#### Explore the material:
(1) In the exchange about juror qualification, update the passage from "No. I don't" down to "a false premise.", changing "rhetorical" to "persuasive".
(2) In the exchange about juror qualification, which case is cited for the point that the law does not require medical or scientific evidence to support a conviction?

No. I don't think defense lawyers have to pretend that everyone is equally equipped to deal with the world, but I'm not calling anyone stupid. Our jurors, you may have noticed, haven't been to law school; they're not involved in trades like ours that require the exercise of rhetorical skills. In an arena in which they've already been told that only yes-or-no answers are called for, they're asked a question that requires the acceptance of a false premise.

Tarian jumps in:

Mark, you're wrong about the law on this.The law does not require medical or scientific evidence to support a conviction. Rodriguez v. State, 819 S.W.2d 871 (Tex.Crim.App. 1991)

Prospective jurors are challengeable for cause if they require a particular type of evidence the law does not require to convict. Garza v. State, 18 S.W.3d 813 (Tex.App. – Fort Worth 2000, pet. ref'd.); Robinson v. State, 985 S.W.2d 584 (Tex.App. – Texarkana 1998 pet. ref'd.)The one-witness questions go hand in hand with this. Castillo v. State, 913 S.W.2d 529 (Tex.Crim.App. 1995); Lee v. State 206 S.W.3d 620 (Tex.Crim.App. 2006).The question has been clarified, limited, and accepted in its current, most common form by our courts of appeals. There is nothing tricky or unfair about it.

Ah, the law. While I'm glad to see my esteemed colleague, the author Tarian, making an effort at reading the law, I would humbly suggest that his understanding of the subject might benefit from reading the cases he has cited, rather than just their headnotes.

The law doesn't require any particular sort of evidence to support a conviction, but a juror may. This is the difference between legal sufficiency and factual sufficiency.

#### Records provided:
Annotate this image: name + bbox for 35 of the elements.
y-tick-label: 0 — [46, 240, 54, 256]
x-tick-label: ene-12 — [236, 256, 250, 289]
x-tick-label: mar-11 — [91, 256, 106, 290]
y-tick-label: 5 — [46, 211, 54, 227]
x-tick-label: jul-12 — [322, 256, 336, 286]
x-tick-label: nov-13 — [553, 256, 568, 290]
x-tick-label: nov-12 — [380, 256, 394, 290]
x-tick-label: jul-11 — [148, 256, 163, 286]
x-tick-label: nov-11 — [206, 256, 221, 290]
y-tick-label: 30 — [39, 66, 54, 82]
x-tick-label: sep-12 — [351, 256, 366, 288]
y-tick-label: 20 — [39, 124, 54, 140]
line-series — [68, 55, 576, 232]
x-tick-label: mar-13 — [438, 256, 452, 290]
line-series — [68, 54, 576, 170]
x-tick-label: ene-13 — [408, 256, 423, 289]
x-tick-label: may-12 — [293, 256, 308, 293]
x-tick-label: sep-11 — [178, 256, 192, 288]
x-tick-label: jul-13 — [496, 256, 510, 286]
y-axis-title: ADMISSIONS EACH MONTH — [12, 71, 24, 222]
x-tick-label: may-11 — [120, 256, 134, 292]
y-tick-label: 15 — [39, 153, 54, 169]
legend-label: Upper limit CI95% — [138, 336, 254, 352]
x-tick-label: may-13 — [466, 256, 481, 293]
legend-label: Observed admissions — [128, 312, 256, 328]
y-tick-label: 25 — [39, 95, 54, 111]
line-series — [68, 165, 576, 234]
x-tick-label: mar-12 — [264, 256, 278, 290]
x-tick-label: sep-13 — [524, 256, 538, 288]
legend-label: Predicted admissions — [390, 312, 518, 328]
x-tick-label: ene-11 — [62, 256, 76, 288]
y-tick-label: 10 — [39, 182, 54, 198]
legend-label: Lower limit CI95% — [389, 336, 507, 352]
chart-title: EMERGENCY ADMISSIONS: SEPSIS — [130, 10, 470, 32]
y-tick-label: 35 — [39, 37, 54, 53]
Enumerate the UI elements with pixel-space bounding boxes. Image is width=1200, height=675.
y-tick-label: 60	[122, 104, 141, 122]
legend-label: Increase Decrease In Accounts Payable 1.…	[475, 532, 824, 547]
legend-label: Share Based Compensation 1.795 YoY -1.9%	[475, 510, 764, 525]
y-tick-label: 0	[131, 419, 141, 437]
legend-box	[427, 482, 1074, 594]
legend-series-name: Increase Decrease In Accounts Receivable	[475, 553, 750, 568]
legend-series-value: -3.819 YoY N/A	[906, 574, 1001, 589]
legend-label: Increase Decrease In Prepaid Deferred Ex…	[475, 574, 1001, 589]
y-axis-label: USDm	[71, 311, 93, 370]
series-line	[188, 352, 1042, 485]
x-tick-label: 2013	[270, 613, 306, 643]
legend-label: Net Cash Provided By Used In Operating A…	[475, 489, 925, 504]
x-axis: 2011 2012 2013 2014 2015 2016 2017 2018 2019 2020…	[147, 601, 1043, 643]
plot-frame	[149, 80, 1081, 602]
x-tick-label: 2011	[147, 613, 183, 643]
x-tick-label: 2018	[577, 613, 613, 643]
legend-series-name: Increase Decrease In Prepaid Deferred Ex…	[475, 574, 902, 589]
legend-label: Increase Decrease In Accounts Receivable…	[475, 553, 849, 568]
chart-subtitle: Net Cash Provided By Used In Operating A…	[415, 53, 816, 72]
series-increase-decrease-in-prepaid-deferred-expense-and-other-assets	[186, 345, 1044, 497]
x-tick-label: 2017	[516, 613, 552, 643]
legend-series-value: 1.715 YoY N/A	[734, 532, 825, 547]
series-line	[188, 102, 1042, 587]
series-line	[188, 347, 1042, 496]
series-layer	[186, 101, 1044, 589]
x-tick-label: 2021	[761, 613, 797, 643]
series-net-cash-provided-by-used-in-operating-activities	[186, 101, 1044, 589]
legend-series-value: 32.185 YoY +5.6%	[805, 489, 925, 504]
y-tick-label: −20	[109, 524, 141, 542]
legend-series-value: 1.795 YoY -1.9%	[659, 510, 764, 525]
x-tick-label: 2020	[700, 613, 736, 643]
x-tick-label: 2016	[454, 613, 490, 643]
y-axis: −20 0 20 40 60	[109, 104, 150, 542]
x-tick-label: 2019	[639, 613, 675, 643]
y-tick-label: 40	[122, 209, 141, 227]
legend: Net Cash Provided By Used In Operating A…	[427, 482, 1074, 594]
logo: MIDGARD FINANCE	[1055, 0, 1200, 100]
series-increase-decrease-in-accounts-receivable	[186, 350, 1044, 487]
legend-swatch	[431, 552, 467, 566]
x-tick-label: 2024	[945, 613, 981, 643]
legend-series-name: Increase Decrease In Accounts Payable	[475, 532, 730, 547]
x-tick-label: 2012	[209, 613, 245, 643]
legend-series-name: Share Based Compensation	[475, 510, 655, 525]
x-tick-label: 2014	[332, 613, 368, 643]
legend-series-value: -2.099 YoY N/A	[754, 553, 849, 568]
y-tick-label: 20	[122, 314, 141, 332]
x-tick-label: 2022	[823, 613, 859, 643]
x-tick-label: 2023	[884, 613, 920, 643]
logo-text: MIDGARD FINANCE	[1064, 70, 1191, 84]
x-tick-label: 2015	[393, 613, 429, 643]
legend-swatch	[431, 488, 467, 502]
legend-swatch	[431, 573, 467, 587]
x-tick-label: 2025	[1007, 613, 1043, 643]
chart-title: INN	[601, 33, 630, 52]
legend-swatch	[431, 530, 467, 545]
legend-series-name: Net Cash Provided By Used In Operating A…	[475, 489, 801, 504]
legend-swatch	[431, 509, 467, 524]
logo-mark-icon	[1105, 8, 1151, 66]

#### Answer set:
(1)
No. I don't think defense lawyers have to pretend that everyone is equally equipped to deal with the world, but I'm not calling anyone stupid. Our jurors, you may have noticed, haven't been to law school; they're not involved in trades like ours that require the exercise of persuasive skills. In an arena in which they've already been told that only yes-or-no answers are called for, they're asked a question that requires the acceptance of a false premise.

(2) Rodriguez v. State, 819 S.W.2d 871 (Tex.Crim.App. 1991).